Send back all the data below, exactly as given.
begin
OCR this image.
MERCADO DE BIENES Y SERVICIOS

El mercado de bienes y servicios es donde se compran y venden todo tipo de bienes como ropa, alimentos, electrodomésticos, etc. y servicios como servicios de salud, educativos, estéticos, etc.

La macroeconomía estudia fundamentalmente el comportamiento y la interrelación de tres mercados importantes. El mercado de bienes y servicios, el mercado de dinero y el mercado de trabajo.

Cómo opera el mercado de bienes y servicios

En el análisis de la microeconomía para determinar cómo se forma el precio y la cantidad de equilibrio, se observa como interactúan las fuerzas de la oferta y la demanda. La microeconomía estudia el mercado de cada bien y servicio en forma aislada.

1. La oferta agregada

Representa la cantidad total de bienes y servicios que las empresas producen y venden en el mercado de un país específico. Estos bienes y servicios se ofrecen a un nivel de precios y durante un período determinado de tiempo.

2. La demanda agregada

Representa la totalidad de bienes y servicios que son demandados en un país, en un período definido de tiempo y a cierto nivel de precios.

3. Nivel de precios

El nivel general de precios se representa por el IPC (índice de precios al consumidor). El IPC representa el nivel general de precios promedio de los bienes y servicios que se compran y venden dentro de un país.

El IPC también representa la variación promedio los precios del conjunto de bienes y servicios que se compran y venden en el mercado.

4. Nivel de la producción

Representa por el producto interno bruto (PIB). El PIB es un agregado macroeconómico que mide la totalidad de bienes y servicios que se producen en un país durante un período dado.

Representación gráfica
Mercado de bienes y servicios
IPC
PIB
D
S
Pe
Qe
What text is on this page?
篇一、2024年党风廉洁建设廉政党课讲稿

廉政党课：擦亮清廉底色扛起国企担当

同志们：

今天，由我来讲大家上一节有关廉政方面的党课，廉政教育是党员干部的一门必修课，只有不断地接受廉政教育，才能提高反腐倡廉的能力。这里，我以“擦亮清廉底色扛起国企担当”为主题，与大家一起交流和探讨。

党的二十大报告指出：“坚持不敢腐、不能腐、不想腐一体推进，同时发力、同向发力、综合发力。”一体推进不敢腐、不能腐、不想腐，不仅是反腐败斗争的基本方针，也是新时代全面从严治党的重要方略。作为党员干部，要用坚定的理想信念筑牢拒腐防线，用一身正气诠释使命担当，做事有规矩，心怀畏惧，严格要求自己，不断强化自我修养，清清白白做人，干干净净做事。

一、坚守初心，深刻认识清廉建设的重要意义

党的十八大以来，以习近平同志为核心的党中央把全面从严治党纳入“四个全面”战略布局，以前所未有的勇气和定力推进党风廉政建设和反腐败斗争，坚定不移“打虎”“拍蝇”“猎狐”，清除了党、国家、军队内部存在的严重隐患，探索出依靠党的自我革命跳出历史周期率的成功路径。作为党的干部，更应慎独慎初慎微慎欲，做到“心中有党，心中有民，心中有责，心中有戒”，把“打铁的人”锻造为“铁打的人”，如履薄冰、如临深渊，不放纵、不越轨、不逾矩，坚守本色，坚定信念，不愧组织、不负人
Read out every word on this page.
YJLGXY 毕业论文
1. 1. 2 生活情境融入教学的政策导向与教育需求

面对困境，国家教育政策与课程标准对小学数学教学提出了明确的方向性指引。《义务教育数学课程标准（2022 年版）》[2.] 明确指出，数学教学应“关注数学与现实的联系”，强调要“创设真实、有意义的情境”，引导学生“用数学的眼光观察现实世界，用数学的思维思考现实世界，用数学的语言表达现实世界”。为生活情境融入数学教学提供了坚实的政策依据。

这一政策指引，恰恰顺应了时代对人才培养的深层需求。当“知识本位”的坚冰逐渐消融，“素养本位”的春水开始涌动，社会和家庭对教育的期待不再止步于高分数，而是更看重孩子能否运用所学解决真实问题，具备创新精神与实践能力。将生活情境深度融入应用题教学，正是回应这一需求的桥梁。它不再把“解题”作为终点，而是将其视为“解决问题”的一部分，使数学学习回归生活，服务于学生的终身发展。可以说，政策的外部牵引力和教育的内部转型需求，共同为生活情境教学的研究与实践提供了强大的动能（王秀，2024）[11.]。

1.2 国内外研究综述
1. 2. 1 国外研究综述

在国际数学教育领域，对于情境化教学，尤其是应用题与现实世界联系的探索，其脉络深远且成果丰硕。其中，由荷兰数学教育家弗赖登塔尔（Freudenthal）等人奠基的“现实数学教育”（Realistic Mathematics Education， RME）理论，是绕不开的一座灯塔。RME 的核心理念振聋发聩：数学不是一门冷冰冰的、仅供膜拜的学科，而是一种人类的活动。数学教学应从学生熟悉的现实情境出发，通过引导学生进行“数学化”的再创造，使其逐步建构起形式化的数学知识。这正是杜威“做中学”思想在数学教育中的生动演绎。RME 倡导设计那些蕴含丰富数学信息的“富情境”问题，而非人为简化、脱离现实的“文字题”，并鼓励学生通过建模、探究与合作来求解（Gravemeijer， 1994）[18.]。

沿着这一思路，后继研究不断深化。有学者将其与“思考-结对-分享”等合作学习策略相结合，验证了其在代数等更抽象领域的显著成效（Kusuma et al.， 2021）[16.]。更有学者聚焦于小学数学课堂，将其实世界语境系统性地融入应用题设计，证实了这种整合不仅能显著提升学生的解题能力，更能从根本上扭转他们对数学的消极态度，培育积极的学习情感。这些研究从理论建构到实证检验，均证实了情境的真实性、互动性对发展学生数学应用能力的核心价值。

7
end
Result >>
OCR this image.
MERCADO DE BIENES Y SERVICIOS

El mercado de bienes y servicios es donde se compran y venden todo tipo de bienes como ropa, alimentos, electrodomésticos, etc. y servicios como servicios de salud, educativos, estéticos, etc.

La macroeconomía estudia fundamentalmente el comportamiento y la interrelación de tres mercados importantes. El mercado de bienes y servicios, el mercado de dinero y el mercado de trabajo.

Cómo opera el mercado de bienes y servicios

En el análisis de la microeconomía para determinar cómo se forma el precio y la cantidad de equilibrio, se observa como interactúan las fuerzas de la oferta y la demanda. La microeconomía estudia el mercado de cada bien y servicio en forma aislada.

1. La oferta agregada

Representa la cantidad total de bienes y servicios que las empresas producen y venden en el mercado de un país específico. Estos bienes y servicios se ofrecen a un nivel de precios y durante un período determinado de tiempo.

2. La demanda agregada

Representa la totalidad de bienes y servicios que son demandados en un país, en un período definido de tiempo y a cierto nivel de precios.

3. Nivel de precios

El nivel general de precios se representa por el IPC (índice de precios al consumidor). El IPC representa el nivel general de precios promedio de los bienes y servicios que se compran y venden dentro de un país.

El IPC también representa la variación promedio los precios del conjunto de bienes y servicios que se compran y venden en el mercado.

4. Nivel de la producción

Representa por el producto interno bruto (PIB). El PIB es un agregado macroeconómico que mide la totalidad de bienes y servicios que se producen en un país durante un período dado.

Representación gráfica
Mercado de bienes y servicios
IPC
PIB
D
S
Pe
Qe
What text is on this page?
篇一、2024年党风廉洁建设廉政党课讲稿

廉政党课：擦亮清廉底色扛起国企担当

同志们：

今天，由我来讲大家上一节有关廉政方面的党课，廉政教育是党员干部的一门必修课，只有不断地接受廉政教育，才能提高反腐倡廉的能力。这里，我以“擦亮清廉底色扛起国企担当”为主题，与大家一起交流和探讨。

党的二十大报告指出：“坚持不敢腐、不能腐、不想腐一体推进，同时发力、同向发力、综合发力。”一体推进不敢腐、不能腐、不想腐，不仅是反腐败斗争的基本方针，也是新时代全面从严治党的重要方略。作为党员干部，要用坚定的理想信念筑牢拒腐防线，用一身正气诠释使命担当，做事有规矩，心怀畏惧，严格要求自己，不断强化自我修养，清清白白做人，干干净净做事。

一、坚守初心，深刻认识清廉建设的重要意义

党的十八大以来，以习近平同志为核心的党中央把全面从严治党纳入“四个全面”战略布局，以前所未有的勇气和定力推进党风廉政建设和反腐败斗争，坚定不移“打虎”“拍蝇”“猎狐”，清除了党、国家、军队内部存在的严重隐患，探索出依靠党的自我革命跳出历史周期率的成功路径。作为党的干部，更应慎独慎初慎微慎欲，做到“心中有党，心中有民，心中有责，心中有戒”，把“打铁的人”锻造为“铁打的人”，如履薄冰、如临深渊，不放纵、不越轨、不逾矩，坚守本色，坚定信念，不愧组织、不负人
Read out every word on this page.
YJLGXY 毕业论文
1. 1. 2 生活情境融入教学的政策导向与教育需求

面对困境，国家教育政策与课程标准对小学数学教学提出了明确的方向性指引。《义务教育数学课程标准（2022 年版）》[2.] 明确指出，数学教学应“关注数学与现实的联系”，强调要“创设真实、有意义的情境”，引导学生“用数学的眼光观察现实世界，用数学的思维思考现实世界，用数学的语言表达现实世界”。为生活情境融入数学教学提供了坚实的政策依据。

这一政策指引，恰恰顺应了时代对人才培养的深层需求。当“知识本位”的坚冰逐渐消融，“素养本位”的春水开始涌动，社会和家庭对教育的期待不再止步于高分数，而是更看重孩子能否运用所学解决真实问题，具备创新精神与实践能力。将生活情境深度融入应用题教学，正是回应这一需求的桥梁。它不再把“解题”作为终点，而是将其视为“解决问题”的一部分，使数学学习回归生活，服务于学生的终身发展。可以说，政策的外部牵引力和教育的内部转型需求，共同为生活情境教学的研究与实践提供了强大的动能（王秀，2024）[11.]。

1.2 国内外研究综述
1. 2. 1 国外研究综述

在国际数学教育领域，对于情境化教学，尤其是应用题与现实世界联系的探索，其脉络深远且成果丰硕。其中，由荷兰数学教育家弗赖登塔尔（Freudenthal）等人奠基的“现实数学教育”（Realistic Mathematics Education， RME）理论，是绕不开的一座灯塔。RME 的核心理念振聋发聩：数学不是一门冷冰冰的、仅供膜拜的学科，而是一种人类的活动。数学教学应从学生熟悉的现实情境出发，通过引导学生进行“数学化”的再创造，使其逐步建构起形式化的数学知识。这正是杜威“做中学”思想在数学教育中的生动演绎。RME 倡导设计那些蕴含丰富数学信息的“富情境”问题，而非人为简化、脱离现实的“文字题”，并鼓励学生通过建模、探究与合作来求解（Gravemeijer， 1994）[18.]。

沿着这一思路，后继研究不断深化。有学者将其与“思考-结对-分享”等合作学习策略相结合，验证了其在代数等更抽象领域的显著成效（Kusuma et al.， 2021）[16.]。更有学者聚焦于小学数学课堂，将其实世界语境系统性地融入应用题设计，证实了这种整合不仅能显著提升学生的解题能力，更能从根本上扭转他们对数学的消极态度，培育积极的学习情感。这些研究从理论建构到实证检验，均证实了情境的真实性、互动性对发展学生数学应用能力的核心价值。

7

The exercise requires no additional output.